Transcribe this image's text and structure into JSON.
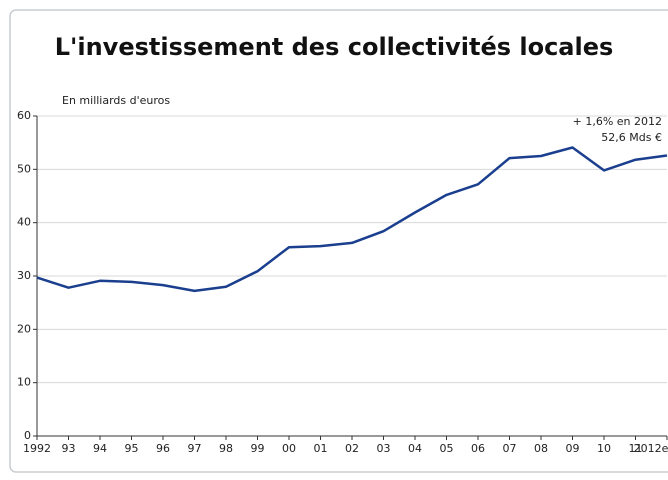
{
  "chart_data": {
    "type": "line",
    "title": "L'investissement des collectivités locales",
    "y_label": "En milliards d'euros",
    "categories": [
      "1992",
      "93",
      "94",
      "95",
      "96",
      "97",
      "98",
      "99",
      "00",
      "01",
      "02",
      "03",
      "04",
      "05",
      "06",
      "07",
      "08",
      "09",
      "10",
      "11",
      "2012e"
    ],
    "values": [
      29.7,
      27.8,
      29.1,
      28.9,
      28.3,
      27.2,
      28.0,
      30.9,
      35.4,
      35.6,
      36.2,
      38.4,
      41.9,
      45.2,
      47.2,
      52.1,
      52.5,
      54.1,
      49.8,
      51.8,
      52.6
    ],
    "color": "#1b3f8f",
    "annotations": [
      "+ 1,6% en 2012",
      "52,6 Mds €"
    ],
    "ylim": [
      0,
      60
    ],
    "yticks": [
      0,
      10,
      20,
      30,
      40,
      50,
      60
    ],
    "grid": true
  }
}
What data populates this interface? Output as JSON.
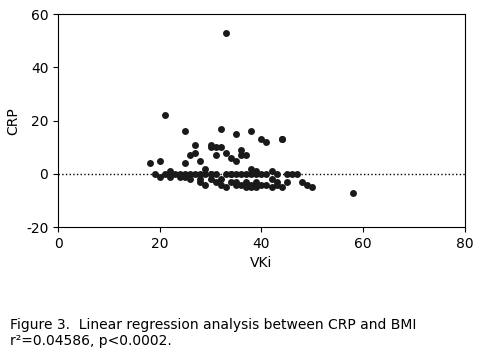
{
  "chart_data": {
    "type": "scatter",
    "x": [
      18,
      19,
      20,
      20,
      21,
      21,
      22,
      22,
      22,
      23,
      24,
      24,
      25,
      25,
      25,
      25,
      26,
      26,
      26,
      27,
      27,
      27,
      28,
      28,
      28,
      28,
      29,
      29,
      29,
      30,
      30,
      30,
      30,
      30,
      31,
      31,
      31,
      31,
      32,
      32,
      32,
      32,
      33,
      33,
      33,
      33,
      34,
      34,
      34,
      34,
      35,
      35,
      35,
      35,
      35,
      36,
      36,
      36,
      36,
      37,
      37,
      37,
      37,
      38,
      38,
      38,
      38,
      38,
      39,
      39,
      39,
      39,
      40,
      40,
      40,
      41,
      41,
      41,
      42,
      42,
      42,
      43,
      43,
      43,
      44,
      44,
      44,
      45,
      45,
      46,
      47,
      48,
      49,
      50,
      58
    ],
    "values": [
      4,
      0,
      -1,
      5,
      22,
      0,
      -1,
      0,
      1,
      0,
      0,
      -1,
      4,
      0,
      -1,
      16,
      0,
      7,
      -2,
      0,
      11,
      8,
      -3,
      0,
      5,
      -2,
      -4,
      2,
      0,
      10,
      11,
      0,
      -2,
      0,
      10,
      7,
      0,
      -3,
      17,
      10,
      -4,
      -2,
      53,
      0,
      8,
      -5,
      6,
      -3,
      0,
      0,
      15,
      5,
      -3,
      0,
      -4,
      9,
      0,
      7,
      -4,
      0,
      7,
      -5,
      -3,
      16,
      2,
      -4,
      0,
      -5,
      1,
      0,
      -3,
      -5,
      13,
      -4,
      0,
      0,
      12,
      -4,
      1,
      -2,
      -5,
      0,
      -3,
      -4,
      13,
      13,
      -5,
      0,
      -3,
      0,
      0,
      -3,
      -4,
      -5,
      -7
    ],
    "color": "#1a1a1a",
    "marker": "o",
    "xlim": [
      0,
      80
    ],
    "ylim": [
      -20,
      60
    ],
    "xticks": [
      0,
      20,
      40,
      60,
      80
    ],
    "yticks": [
      -20,
      0,
      20,
      40,
      60
    ],
    "x_label": "VKi",
    "y_label": "CRP",
    "reference_line": {
      "y": 0,
      "line_style": "dotted",
      "color": "black"
    },
    "annotations": [
      "Figure 3.  Linear regression analysis between CRP and BMI",
      "r²=0.04586, p<0.0002."
    ],
    "grid": false
  }
}
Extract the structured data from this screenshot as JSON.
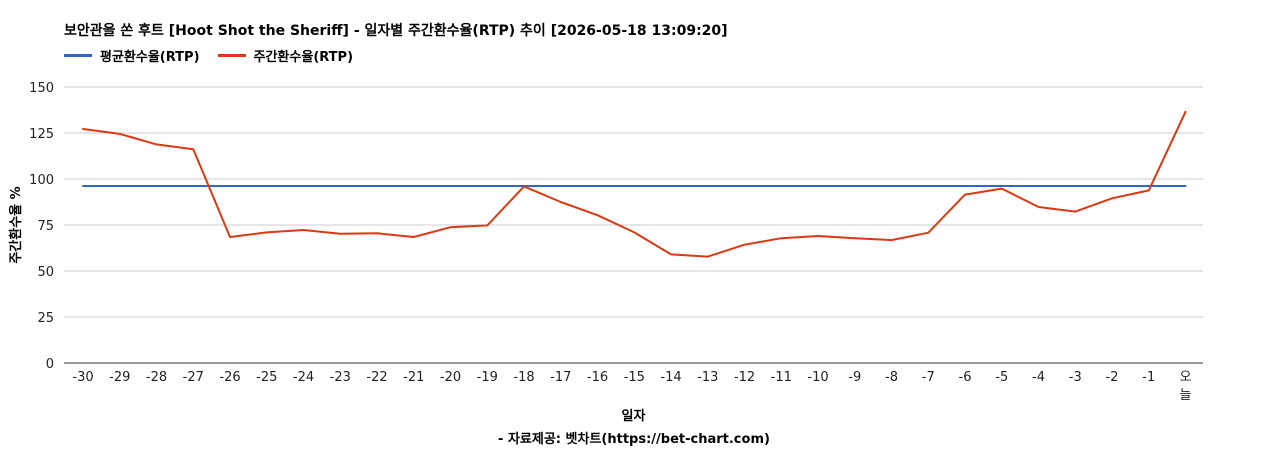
{
  "chart_data": {
    "type": "line",
    "title": "보안관을 쏜 후트 [Hoot Shot the Sheriff] - 일자별 주간환수율(RTP) 추이 [2026-05-18 13:09:20]",
    "xlabel": "일자",
    "ylabel": "주간환수율 %",
    "categories": [
      "-30",
      "-29",
      "-28",
      "-27",
      "-26",
      "-25",
      "-24",
      "-23",
      "-22",
      "-21",
      "-20",
      "-19",
      "-18",
      "-17",
      "-16",
      "-15",
      "-14",
      "-13",
      "-12",
      "-11",
      "-10",
      "-9",
      "-8",
      "-7",
      "-6",
      "-5",
      "-4",
      "-3",
      "-2",
      "-1",
      "오늘"
    ],
    "ylim": [
      0,
      150
    ],
    "yticks": [
      0,
      25,
      50,
      75,
      100,
      125,
      150
    ],
    "grid": true,
    "legend_position": "top-left",
    "series": [
      {
        "name": "평균환수율(RTP)",
        "color": "#3366cc",
        "values": [
          96.2,
          96.2,
          96.2,
          96.2,
          96.2,
          96.2,
          96.2,
          96.2,
          96.2,
          96.2,
          96.2,
          96.2,
          96.2,
          96.2,
          96.2,
          96.2,
          96.2,
          96.2,
          96.2,
          96.2,
          96.2,
          96.2,
          96.2,
          96.2,
          96.2,
          96.2,
          96.2,
          96.2,
          96.2,
          96.2,
          96.2
        ]
      },
      {
        "name": "주간환수율(RTP)",
        "color": "#dc3912",
        "values": [
          127.2,
          124.5,
          118.8,
          116.2,
          68.5,
          71.0,
          72.3,
          70.2,
          70.5,
          68.5,
          73.8,
          74.8,
          96.0,
          87.5,
          80.3,
          71.0,
          59.0,
          57.8,
          64.3,
          67.8,
          69.0,
          67.8,
          66.8,
          70.8,
          91.5,
          94.8,
          84.8,
          82.3,
          89.5,
          93.8,
          136.5
        ]
      }
    ]
  },
  "footer": {
    "credit": "- 자료제공: 벳차트(https://bet-chart.com)"
  }
}
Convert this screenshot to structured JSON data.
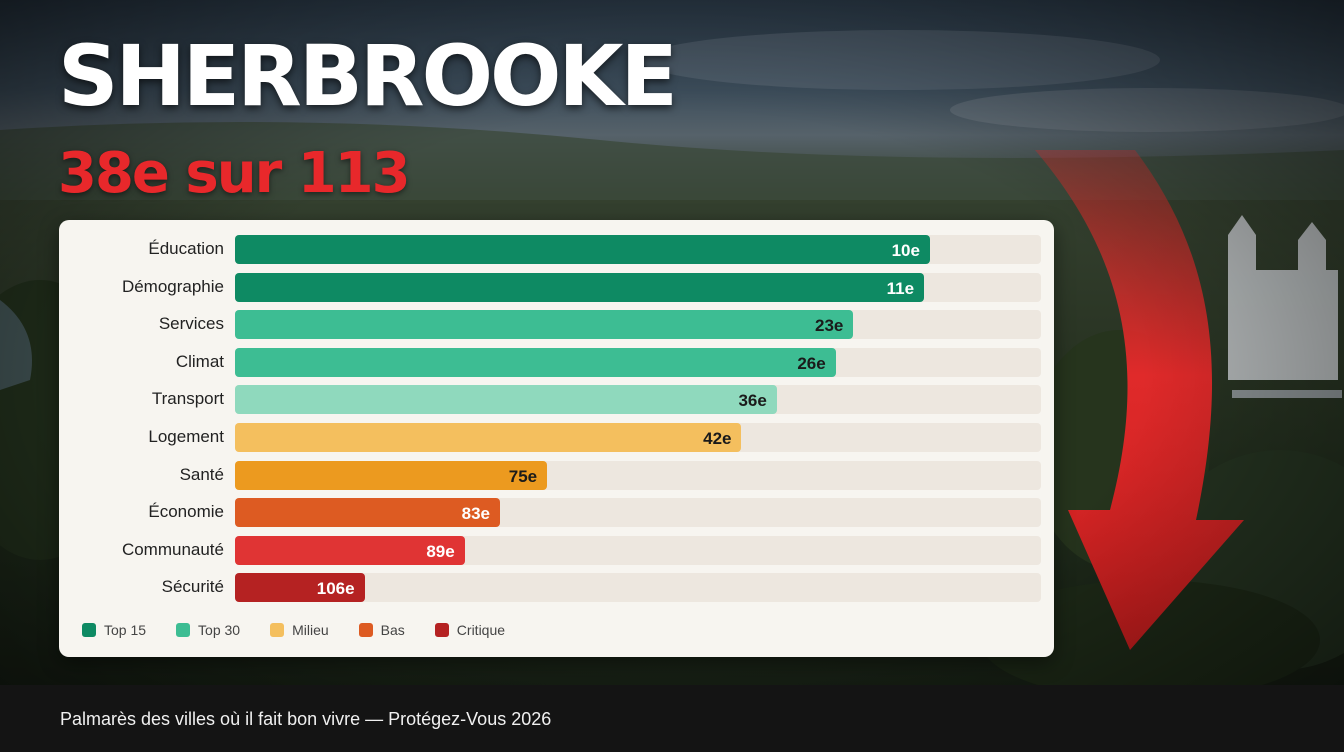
{
  "header": {
    "title": "SHERBROOKE",
    "subtitle": "38e sur 113"
  },
  "chart_data": {
    "type": "bar",
    "orientation": "horizontal",
    "value_kind": "rank",
    "max_rank": 113,
    "categories": [
      "Éducation",
      "Démographie",
      "Services",
      "Climat",
      "Transport",
      "Logement",
      "Santé",
      "Économie",
      "Communauté",
      "Sécurité"
    ],
    "values": [
      10,
      11,
      23,
      26,
      36,
      42,
      75,
      83,
      89,
      106
    ],
    "value_labels": [
      "10e",
      "11e",
      "23e",
      "26e",
      "36e",
      "42e",
      "75e",
      "83e",
      "89e",
      "106e"
    ],
    "bar_colors": [
      "#0e8a63",
      "#0e8a63",
      "#3dbd93",
      "#3dbd93",
      "#8fd9bd",
      "#f4bf5e",
      "#ec9a1f",
      "#dd5b22",
      "#e03434",
      "#b52222"
    ],
    "value_text_colors": [
      "#ffffff",
      "#ffffff",
      "#1a1a1a",
      "#1a1a1a",
      "#1a1a1a",
      "#1a1a1a",
      "#1a1a1a",
      "#ffffff",
      "#ffffff",
      "#ffffff"
    ],
    "legend": [
      {
        "label": "Top 15",
        "color": "#0e8a63"
      },
      {
        "label": "Top 30",
        "color": "#3dbd93"
      },
      {
        "label": "Milieu",
        "color": "#f4bf5e"
      },
      {
        "label": "Bas",
        "color": "#dd5b22"
      },
      {
        "label": "Critique",
        "color": "#b52222"
      }
    ],
    "legend_position": "bottom-left",
    "grid": false
  },
  "footer": {
    "caption": "Palmarès des villes où il fait bon vivre — Protégez-Vous 2026"
  },
  "decor": {
    "arrow_color": "#e02a2a",
    "arrow_icon": "down-arrow-icon"
  }
}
---*---
- WRITTEN EXERCISE:
Quote every record above exactly, leaving out the pictures.

- IN RESPONSE:
Transcribe this image's text and structure into JSON.
{
  "chart_data": {
    "type": "line",
    "title": "L'investissement des collectivités locales",
    "y_label": "En milliards d'euros",
    "categories": [
      "1992",
      "93",
      "94",
      "95",
      "96",
      "97",
      "98",
      "99",
      "00",
      "01",
      "02",
      "03",
      "04",
      "05",
      "06",
      "07",
      "08",
      "09",
      "10",
      "11",
      "2012e"
    ],
    "values": [
      29.7,
      27.8,
      29.1,
      28.9,
      28.3,
      27.2,
      28.0,
      30.9,
      35.4,
      35.6,
      36.2,
      38.4,
      41.9,
      45.2,
      47.2,
      52.1,
      52.5,
      54.1,
      49.8,
      51.8,
      52.6
    ],
    "color": "#1b3f8f",
    "annotations": [
      "+ 1,6% en 2012",
      "52,6 Mds €"
    ],
    "ylim": [
      0,
      60
    ],
    "yticks": [
      0,
      10,
      20,
      30,
      40,
      50,
      60
    ],
    "grid": true
  }
}
What data populates this interface? Output as JSON.
{
  "chart_data": {
    "type": "scatter",
    "x": [
      18,
      19,
      20,
      20,
      21,
      21,
      22,
      22,
      22,
      23,
      24,
      24,
      25,
      25,
      25,
      25,
      26,
      26,
      26,
      27,
      27,
      27,
      28,
      28,
      28,
      28,
      29,
      29,
      29,
      30,
      30,
      30,
      30,
      30,
      31,
      31,
      31,
      31,
      32,
      32,
      32,
      32,
      33,
      33,
      33,
      33,
      34,
      34,
      34,
      34,
      35,
      35,
      35,
      35,
      35,
      36,
      36,
      36,
      36,
      37,
      37,
      37,
      37,
      38,
      38,
      38,
      38,
      38,
      39,
      39,
      39,
      39,
      40,
      40,
      40,
      41,
      41,
      41,
      42,
      42,
      42,
      43,
      43,
      43,
      44,
      44,
      44,
      45,
      45,
      46,
      47,
      48,
      49,
      50,
      58
    ],
    "values": [
      4,
      0,
      -1,
      5,
      22,
      0,
      -1,
      0,
      1,
      0,
      0,
      -1,
      4,
      0,
      -1,
      16,
      0,
      7,
      -2,
      0,
      11,
      8,
      -3,
      0,
      5,
      -2,
      -4,
      2,
      0,
      10,
      11,
      0,
      -2,
      0,
      10,
      7,
      0,
      -3,
      17,
      10,
      -4,
      -2,
      53,
      0,
      8,
      -5,
      6,
      -3,
      0,
      0,
      15,
      5,
      -3,
      0,
      -4,
      9,
      0,
      7,
      -4,
      0,
      7,
      -5,
      -3,
      16,
      2,
      -4,
      0,
      -5,
      1,
      0,
      -3,
      -5,
      13,
      -4,
      0,
      0,
      12,
      -4,
      1,
      -2,
      -5,
      0,
      -3,
      -4,
      13,
      13,
      -5,
      0,
      -3,
      0,
      0,
      -3,
      -4,
      -5,
      -7
    ],
    "color": "#1a1a1a",
    "marker": "o",
    "xlim": [
      0,
      80
    ],
    "ylim": [
      -20,
      60
    ],
    "xticks": [
      0,
      20,
      40,
      60,
      80
    ],
    "yticks": [
      -20,
      0,
      20,
      40,
      60
    ],
    "x_label": "VKi",
    "y_label": "CRP",
    "reference_line": {
      "y": 0,
      "line_style": "dotted",
      "color": "black"
    },
    "annotations": [
      "Figure 3.  Linear regression analysis between CRP and BMI",
      "r²=0.04586, p<0.0002."
    ],
    "grid": false
  }
}
Extract the structured data from this screenshot as JSON.
{
  "chart_data": {
    "type": "line",
    "title": "보안관을 쏜 후트 [Hoot Shot the Sheriff] - 일자별 주간환수율(RTP) 추이 [2026-05-18 13:09:20]",
    "xlabel": "일자",
    "ylabel": "주간환수율 %",
    "categories": [
      "-30",
      "-29",
      "-28",
      "-27",
      "-26",
      "-25",
      "-24",
      "-23",
      "-22",
      "-21",
      "-20",
      "-19",
      "-18",
      "-17",
      "-16",
      "-15",
      "-14",
      "-13",
      "-12",
      "-11",
      "-10",
      "-9",
      "-8",
      "-7",
      "-6",
      "-5",
      "-4",
      "-3",
      "-2",
      "-1",
      "오늘"
    ],
    "ylim": [
      0,
      150
    ],
    "yticks": [
      0,
      25,
      50,
      75,
      100,
      125,
      150
    ],
    "grid": true,
    "legend_position": "top-left",
    "series": [
      {
        "name": "평균환수율(RTP)",
        "color": "#3366cc",
        "values": [
          96.2,
          96.2,
          96.2,
          96.2,
          96.2,
          96.2,
          96.2,
          96.2,
          96.2,
          96.2,
          96.2,
          96.2,
          96.2,
          96.2,
          96.2,
          96.2,
          96.2,
          96.2,
          96.2,
          96.2,
          96.2,
          96.2,
          96.2,
          96.2,
          96.2,
          96.2,
          96.2,
          96.2,
          96.2,
          96.2,
          96.2
        ]
      },
      {
        "name": "주간환수율(RTP)",
        "color": "#dc3912",
        "values": [
          127.2,
          124.5,
          118.8,
          116.2,
          68.5,
          71.0,
          72.3,
          70.2,
          70.5,
          68.5,
          73.8,
          74.8,
          96.0,
          87.5,
          80.3,
          71.0,
          59.0,
          57.8,
          64.3,
          67.8,
          69.0,
          67.8,
          66.8,
          70.8,
          91.5,
          94.8,
          84.8,
          82.3,
          89.5,
          93.8,
          136.5
        ]
      }
    ]
  },
  "footer": {
    "credit": "- 자료제공: 벳차트(https://bet-chart.com)"
  }
}
Convert this screenshot to structured JSON data.
{
  "header": {
    "title": "SHERBROOKE",
    "subtitle": "38e sur 113"
  },
  "chart_data": {
    "type": "bar",
    "orientation": "horizontal",
    "value_kind": "rank",
    "max_rank": 113,
    "categories": [
      "Éducation",
      "Démographie",
      "Services",
      "Climat",
      "Transport",
      "Logement",
      "Santé",
      "Économie",
      "Communauté",
      "Sécurité"
    ],
    "values": [
      10,
      11,
      23,
      26,
      36,
      42,
      75,
      83,
      89,
      106
    ],
    "value_labels": [
      "10e",
      "11e",
      "23e",
      "26e",
      "36e",
      "42e",
      "75e",
      "83e",
      "89e",
      "106e"
    ],
    "bar_colors": [
      "#0e8a63",
      "#0e8a63",
      "#3dbd93",
      "#3dbd93",
      "#8fd9bd",
      "#f4bf5e",
      "#ec9a1f",
      "#dd5b22",
      "#e03434",
      "#b52222"
    ],
    "value_text_colors": [
      "#ffffff",
      "#ffffff",
      "#1a1a1a",
      "#1a1a1a",
      "#1a1a1a",
      "#1a1a1a",
      "#1a1a1a",
      "#ffffff",
      "#ffffff",
      "#ffffff"
    ],
    "legend": [
      {
        "label": "Top 15",
        "color": "#0e8a63"
      },
      {
        "label": "Top 30",
        "color": "#3dbd93"
      },
      {
        "label": "Milieu",
        "color": "#f4bf5e"
      },
      {
        "label": "Bas",
        "color": "#dd5b22"
      },
      {
        "label": "Critique",
        "color": "#b52222"
      }
    ],
    "legend_position": "bottom-left",
    "grid": false
  },
  "footer": {
    "caption": "Palmarès des villes où il fait bon vivre — Protégez-Vous 2026"
  },
  "decor": {
    "arrow_color": "#e02a2a",
    "arrow_icon": "down-arrow-icon"
  }
}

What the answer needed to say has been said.